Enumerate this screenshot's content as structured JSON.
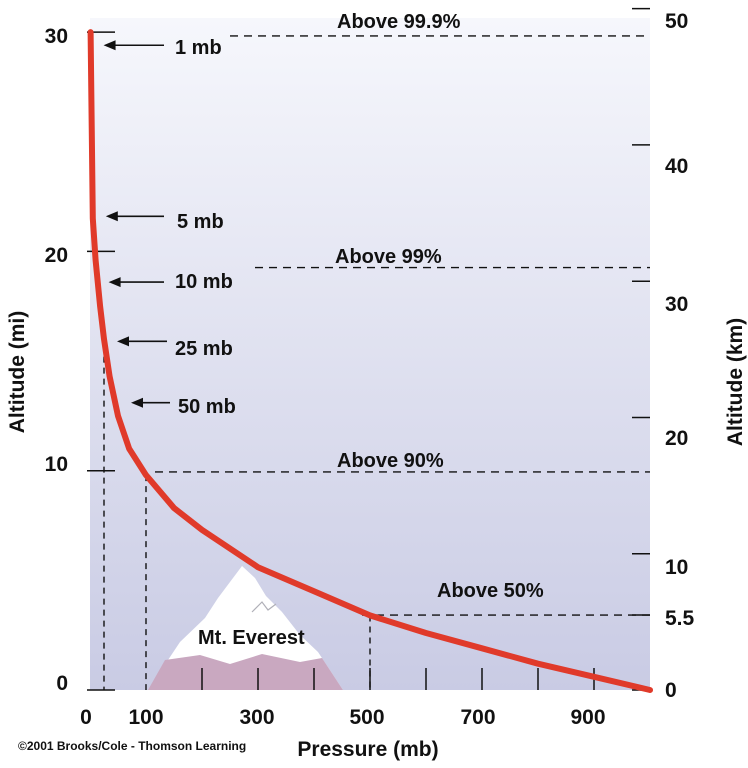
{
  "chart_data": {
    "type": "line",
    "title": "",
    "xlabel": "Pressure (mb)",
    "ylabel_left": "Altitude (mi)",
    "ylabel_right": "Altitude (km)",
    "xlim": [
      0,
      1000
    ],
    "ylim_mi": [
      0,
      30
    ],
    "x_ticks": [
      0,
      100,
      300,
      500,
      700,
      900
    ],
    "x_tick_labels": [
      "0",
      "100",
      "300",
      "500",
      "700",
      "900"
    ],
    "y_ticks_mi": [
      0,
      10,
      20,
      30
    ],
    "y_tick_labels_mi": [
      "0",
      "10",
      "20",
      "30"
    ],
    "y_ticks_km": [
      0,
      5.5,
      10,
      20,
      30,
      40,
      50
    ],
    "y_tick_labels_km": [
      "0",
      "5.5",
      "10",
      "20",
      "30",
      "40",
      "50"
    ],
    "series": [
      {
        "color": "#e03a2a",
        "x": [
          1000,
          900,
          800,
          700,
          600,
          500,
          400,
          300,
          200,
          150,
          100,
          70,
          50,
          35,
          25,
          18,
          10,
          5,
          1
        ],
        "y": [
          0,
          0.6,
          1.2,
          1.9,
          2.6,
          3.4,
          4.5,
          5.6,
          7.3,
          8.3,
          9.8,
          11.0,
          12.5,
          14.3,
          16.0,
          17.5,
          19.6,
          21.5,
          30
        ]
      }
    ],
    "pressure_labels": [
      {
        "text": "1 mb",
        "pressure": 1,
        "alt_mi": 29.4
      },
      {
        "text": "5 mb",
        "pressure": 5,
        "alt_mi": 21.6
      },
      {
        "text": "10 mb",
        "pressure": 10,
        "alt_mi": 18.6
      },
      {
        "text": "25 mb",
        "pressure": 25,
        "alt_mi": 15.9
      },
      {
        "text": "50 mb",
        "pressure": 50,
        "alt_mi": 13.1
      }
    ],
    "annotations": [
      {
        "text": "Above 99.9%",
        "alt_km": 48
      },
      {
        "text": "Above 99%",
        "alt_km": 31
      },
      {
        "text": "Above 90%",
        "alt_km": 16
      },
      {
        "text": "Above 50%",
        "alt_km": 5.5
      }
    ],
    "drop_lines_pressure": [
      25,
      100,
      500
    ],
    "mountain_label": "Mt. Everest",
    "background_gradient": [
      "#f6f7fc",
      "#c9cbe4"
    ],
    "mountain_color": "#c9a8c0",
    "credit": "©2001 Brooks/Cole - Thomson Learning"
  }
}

* * *

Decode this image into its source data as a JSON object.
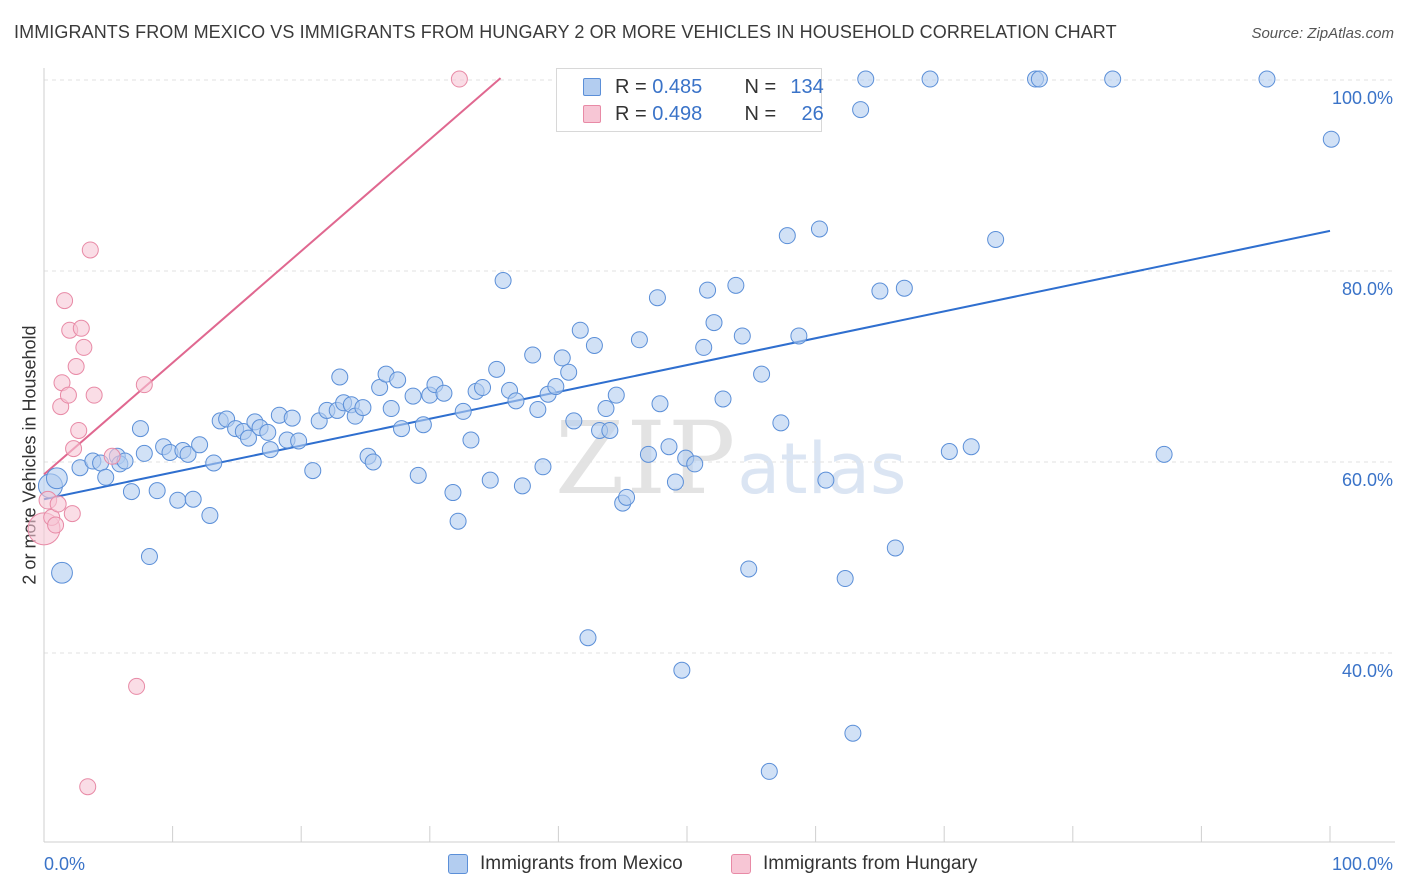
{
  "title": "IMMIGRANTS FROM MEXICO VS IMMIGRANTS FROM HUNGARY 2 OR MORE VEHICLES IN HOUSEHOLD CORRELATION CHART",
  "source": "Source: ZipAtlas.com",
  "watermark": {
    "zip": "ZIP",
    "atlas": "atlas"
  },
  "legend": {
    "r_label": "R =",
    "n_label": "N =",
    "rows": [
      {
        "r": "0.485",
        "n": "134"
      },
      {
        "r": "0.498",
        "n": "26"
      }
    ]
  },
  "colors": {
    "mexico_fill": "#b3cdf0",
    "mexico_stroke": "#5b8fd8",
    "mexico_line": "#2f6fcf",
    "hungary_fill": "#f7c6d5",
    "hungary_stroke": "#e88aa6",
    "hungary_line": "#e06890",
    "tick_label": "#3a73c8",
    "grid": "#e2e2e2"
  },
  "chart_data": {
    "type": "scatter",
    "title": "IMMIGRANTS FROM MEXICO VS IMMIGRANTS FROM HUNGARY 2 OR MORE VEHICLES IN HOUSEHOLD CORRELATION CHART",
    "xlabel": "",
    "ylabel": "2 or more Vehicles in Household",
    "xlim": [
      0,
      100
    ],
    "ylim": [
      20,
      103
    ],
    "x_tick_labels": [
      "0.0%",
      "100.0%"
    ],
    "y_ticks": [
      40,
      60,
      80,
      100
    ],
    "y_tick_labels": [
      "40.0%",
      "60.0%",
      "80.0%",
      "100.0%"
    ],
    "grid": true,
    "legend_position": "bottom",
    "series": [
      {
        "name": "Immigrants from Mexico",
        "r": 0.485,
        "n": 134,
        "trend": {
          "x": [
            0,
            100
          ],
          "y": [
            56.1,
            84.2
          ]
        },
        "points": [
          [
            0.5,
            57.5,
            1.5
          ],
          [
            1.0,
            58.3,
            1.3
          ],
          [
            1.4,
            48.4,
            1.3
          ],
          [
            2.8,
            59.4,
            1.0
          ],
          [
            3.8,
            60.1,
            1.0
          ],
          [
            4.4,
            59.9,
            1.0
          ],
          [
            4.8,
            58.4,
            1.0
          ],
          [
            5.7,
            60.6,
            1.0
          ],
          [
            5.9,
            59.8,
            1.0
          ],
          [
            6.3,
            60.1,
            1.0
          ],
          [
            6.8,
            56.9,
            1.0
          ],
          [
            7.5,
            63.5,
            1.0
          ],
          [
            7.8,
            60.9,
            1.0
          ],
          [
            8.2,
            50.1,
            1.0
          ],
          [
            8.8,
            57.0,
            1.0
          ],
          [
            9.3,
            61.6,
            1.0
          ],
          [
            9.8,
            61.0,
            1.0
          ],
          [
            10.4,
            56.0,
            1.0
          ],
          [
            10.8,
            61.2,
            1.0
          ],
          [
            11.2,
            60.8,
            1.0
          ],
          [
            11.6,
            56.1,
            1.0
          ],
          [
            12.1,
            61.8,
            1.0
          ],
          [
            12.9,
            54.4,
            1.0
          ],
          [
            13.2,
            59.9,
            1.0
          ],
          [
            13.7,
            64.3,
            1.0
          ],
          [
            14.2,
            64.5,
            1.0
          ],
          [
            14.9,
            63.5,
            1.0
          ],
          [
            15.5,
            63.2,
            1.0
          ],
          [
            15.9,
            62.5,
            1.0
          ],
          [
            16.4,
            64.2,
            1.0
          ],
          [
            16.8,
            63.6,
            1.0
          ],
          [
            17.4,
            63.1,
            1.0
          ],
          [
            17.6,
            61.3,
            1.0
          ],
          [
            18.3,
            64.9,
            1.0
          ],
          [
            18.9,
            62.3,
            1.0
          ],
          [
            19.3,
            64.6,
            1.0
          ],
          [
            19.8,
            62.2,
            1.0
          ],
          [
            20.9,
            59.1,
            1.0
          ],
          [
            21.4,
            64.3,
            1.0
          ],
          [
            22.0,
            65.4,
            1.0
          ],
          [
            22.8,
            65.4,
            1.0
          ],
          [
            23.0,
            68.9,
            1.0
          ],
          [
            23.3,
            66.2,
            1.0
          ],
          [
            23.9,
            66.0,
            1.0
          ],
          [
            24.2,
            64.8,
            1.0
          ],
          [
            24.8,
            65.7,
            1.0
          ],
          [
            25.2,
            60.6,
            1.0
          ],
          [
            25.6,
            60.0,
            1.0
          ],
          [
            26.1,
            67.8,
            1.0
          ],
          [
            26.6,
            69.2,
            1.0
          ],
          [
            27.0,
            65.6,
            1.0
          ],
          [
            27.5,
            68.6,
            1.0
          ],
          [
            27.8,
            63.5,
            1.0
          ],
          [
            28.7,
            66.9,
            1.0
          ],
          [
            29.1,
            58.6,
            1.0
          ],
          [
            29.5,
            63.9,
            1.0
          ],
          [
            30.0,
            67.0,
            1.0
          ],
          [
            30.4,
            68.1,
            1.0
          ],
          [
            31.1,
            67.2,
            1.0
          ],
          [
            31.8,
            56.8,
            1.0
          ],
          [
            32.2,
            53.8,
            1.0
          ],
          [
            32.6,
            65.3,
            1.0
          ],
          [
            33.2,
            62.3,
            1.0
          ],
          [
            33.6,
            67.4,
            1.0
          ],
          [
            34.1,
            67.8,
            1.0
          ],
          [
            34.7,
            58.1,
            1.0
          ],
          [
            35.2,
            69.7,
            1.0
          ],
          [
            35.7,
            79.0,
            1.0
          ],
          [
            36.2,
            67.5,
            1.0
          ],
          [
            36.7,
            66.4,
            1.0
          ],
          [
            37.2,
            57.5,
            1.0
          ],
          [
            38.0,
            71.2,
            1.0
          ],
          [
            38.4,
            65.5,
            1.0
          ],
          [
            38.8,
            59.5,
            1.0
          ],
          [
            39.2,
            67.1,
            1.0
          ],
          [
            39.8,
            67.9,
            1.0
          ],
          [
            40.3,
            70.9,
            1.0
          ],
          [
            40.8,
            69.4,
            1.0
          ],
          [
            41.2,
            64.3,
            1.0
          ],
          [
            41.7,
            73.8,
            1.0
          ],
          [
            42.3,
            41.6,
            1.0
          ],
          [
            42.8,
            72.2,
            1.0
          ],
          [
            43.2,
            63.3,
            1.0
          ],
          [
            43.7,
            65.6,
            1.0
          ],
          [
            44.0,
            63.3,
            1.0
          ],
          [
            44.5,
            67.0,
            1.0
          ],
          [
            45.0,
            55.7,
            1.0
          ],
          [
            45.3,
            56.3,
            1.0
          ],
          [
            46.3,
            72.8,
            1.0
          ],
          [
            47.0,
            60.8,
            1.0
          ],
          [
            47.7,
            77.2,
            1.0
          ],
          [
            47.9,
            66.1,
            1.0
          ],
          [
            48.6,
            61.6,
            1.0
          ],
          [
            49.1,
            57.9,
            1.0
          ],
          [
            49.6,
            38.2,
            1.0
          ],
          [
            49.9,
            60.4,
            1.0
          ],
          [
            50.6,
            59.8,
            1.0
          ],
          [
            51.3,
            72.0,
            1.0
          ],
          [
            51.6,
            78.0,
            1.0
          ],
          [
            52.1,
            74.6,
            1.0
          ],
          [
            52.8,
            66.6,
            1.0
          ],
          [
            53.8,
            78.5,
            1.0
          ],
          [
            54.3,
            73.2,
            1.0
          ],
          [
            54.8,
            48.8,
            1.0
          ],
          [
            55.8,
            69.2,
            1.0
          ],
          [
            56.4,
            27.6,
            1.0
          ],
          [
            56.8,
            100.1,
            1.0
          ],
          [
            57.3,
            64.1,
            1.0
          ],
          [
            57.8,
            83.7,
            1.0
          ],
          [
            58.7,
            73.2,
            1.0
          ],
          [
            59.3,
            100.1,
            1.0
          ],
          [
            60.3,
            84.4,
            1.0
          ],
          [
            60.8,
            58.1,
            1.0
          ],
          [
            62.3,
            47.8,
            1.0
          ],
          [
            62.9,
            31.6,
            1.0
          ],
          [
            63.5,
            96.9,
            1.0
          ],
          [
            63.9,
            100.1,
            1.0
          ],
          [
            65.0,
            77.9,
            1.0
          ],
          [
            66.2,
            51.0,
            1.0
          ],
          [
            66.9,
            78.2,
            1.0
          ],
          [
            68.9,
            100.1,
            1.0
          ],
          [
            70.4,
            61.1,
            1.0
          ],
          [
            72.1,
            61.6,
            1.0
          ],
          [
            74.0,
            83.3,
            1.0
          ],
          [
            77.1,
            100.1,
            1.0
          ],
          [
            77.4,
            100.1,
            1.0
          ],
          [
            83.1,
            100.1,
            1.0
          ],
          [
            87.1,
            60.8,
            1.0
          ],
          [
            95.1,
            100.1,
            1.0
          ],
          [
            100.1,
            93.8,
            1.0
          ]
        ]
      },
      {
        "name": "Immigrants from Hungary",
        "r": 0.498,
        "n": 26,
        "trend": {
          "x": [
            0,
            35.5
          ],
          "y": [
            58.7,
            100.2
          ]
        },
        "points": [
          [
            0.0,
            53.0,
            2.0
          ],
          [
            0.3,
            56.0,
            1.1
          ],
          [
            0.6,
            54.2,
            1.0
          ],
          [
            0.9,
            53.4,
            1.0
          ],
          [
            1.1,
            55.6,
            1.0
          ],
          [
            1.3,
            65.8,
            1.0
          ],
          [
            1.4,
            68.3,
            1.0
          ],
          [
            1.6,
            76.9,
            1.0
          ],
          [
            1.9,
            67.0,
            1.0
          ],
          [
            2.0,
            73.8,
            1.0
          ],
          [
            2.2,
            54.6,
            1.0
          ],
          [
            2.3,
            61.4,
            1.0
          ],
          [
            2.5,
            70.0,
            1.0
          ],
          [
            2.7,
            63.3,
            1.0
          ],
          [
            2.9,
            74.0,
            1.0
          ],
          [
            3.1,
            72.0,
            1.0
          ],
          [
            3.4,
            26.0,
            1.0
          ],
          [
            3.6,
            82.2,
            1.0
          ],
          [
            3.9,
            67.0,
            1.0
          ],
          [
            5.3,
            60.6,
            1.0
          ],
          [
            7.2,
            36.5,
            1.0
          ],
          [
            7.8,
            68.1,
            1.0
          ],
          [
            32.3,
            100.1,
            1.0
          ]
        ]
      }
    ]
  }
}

(WHAT IS REQUIRED) Look for "Altitude" and pull out every line that has it.

(RESULT OF THE EXERCISE)
    "ylabel_left": "Altitude (mi)",
    "ylabel_right": "Altitude (km)",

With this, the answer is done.